→ Data in this exercise:
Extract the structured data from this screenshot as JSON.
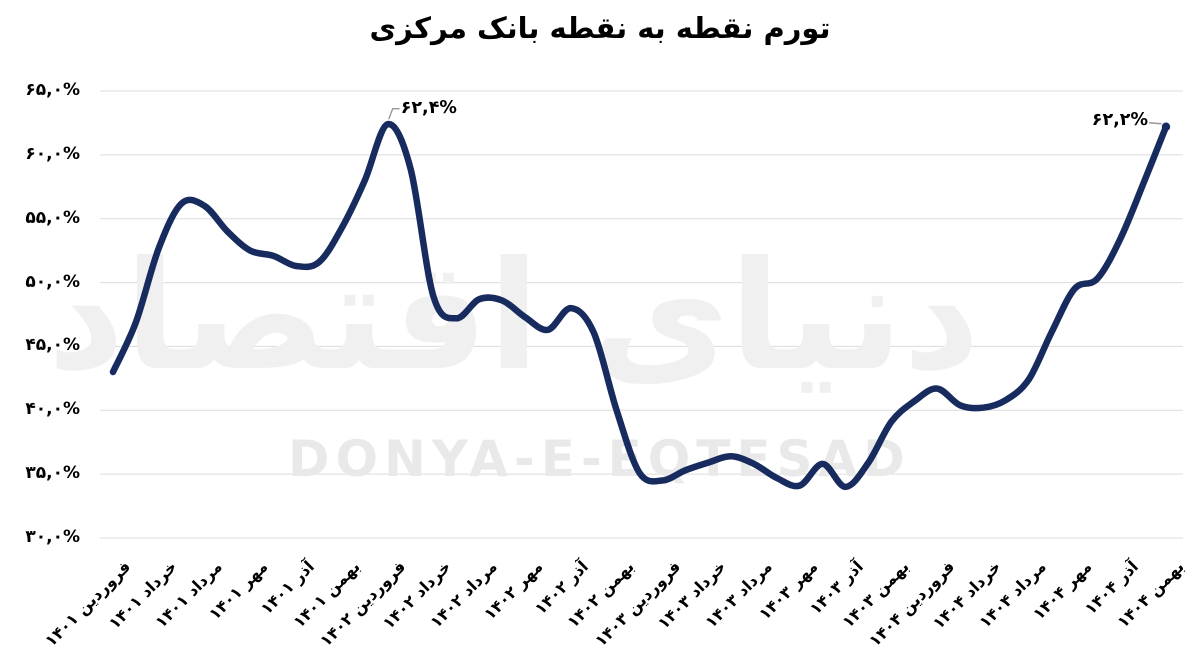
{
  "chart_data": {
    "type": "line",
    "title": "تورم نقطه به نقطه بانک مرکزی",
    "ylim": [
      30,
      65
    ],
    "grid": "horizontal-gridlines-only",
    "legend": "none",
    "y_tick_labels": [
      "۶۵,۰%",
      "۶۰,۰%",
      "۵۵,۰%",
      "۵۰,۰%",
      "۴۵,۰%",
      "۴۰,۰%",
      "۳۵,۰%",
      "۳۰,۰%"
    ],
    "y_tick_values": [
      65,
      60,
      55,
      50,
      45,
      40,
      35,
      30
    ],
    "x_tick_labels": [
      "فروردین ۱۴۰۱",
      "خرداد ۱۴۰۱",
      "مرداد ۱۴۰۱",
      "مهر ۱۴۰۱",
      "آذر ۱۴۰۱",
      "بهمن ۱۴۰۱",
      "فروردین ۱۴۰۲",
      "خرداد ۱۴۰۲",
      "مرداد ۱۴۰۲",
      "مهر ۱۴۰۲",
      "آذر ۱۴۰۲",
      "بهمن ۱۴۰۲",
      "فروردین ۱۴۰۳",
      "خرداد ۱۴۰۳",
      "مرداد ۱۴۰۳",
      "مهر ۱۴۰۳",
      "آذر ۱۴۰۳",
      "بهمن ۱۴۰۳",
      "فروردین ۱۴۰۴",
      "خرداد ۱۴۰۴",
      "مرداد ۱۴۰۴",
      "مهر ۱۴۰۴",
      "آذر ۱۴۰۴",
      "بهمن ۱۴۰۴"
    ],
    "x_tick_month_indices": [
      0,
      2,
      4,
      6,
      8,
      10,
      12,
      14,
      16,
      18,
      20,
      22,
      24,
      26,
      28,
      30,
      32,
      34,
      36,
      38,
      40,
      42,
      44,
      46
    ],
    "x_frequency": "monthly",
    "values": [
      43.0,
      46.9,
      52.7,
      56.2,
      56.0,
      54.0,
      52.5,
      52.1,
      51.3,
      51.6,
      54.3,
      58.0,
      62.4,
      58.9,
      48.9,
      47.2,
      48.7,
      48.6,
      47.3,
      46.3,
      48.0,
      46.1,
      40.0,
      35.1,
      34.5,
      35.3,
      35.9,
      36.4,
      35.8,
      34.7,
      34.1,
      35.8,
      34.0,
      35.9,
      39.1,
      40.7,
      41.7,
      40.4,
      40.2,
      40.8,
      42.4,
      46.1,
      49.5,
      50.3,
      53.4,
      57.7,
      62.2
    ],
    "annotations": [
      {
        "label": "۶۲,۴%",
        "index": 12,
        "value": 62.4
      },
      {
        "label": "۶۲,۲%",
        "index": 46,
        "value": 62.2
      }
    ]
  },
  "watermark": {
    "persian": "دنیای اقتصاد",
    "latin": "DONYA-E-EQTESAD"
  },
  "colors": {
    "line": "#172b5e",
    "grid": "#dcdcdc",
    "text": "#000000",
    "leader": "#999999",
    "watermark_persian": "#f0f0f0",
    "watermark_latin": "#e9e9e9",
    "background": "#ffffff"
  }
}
==
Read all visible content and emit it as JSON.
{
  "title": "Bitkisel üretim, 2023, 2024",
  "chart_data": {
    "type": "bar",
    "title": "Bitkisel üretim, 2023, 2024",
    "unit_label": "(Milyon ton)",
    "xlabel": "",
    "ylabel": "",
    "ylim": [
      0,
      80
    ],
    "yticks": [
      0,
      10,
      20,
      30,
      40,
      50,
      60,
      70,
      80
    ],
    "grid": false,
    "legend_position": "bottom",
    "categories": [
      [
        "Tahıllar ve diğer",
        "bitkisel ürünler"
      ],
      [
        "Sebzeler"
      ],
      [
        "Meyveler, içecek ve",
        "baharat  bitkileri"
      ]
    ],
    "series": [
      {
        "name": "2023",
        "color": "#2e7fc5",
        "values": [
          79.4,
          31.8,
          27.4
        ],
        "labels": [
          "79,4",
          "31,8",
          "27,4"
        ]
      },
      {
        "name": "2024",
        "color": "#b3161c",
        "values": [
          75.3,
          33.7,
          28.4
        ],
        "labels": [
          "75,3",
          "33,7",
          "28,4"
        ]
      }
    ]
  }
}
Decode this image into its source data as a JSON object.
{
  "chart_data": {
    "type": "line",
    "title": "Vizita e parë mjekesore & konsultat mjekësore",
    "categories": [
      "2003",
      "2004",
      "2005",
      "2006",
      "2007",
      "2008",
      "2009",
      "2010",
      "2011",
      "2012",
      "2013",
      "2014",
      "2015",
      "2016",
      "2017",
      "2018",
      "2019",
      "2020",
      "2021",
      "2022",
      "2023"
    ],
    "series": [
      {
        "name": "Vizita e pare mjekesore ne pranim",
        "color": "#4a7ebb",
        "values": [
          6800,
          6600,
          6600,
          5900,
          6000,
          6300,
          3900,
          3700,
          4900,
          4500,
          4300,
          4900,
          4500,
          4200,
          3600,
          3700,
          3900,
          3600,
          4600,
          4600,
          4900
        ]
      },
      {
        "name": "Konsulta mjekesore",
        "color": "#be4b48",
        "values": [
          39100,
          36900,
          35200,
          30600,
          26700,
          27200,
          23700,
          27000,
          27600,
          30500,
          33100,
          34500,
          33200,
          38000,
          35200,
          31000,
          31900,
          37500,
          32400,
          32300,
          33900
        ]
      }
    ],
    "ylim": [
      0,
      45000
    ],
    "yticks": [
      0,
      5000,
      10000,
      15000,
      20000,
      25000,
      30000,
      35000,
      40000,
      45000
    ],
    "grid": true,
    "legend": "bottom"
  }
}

→ Given instruction: Among the entries, how many lines include the word "JSON"? Answer with a single number and nothing further.

→ Response to this exercise: 3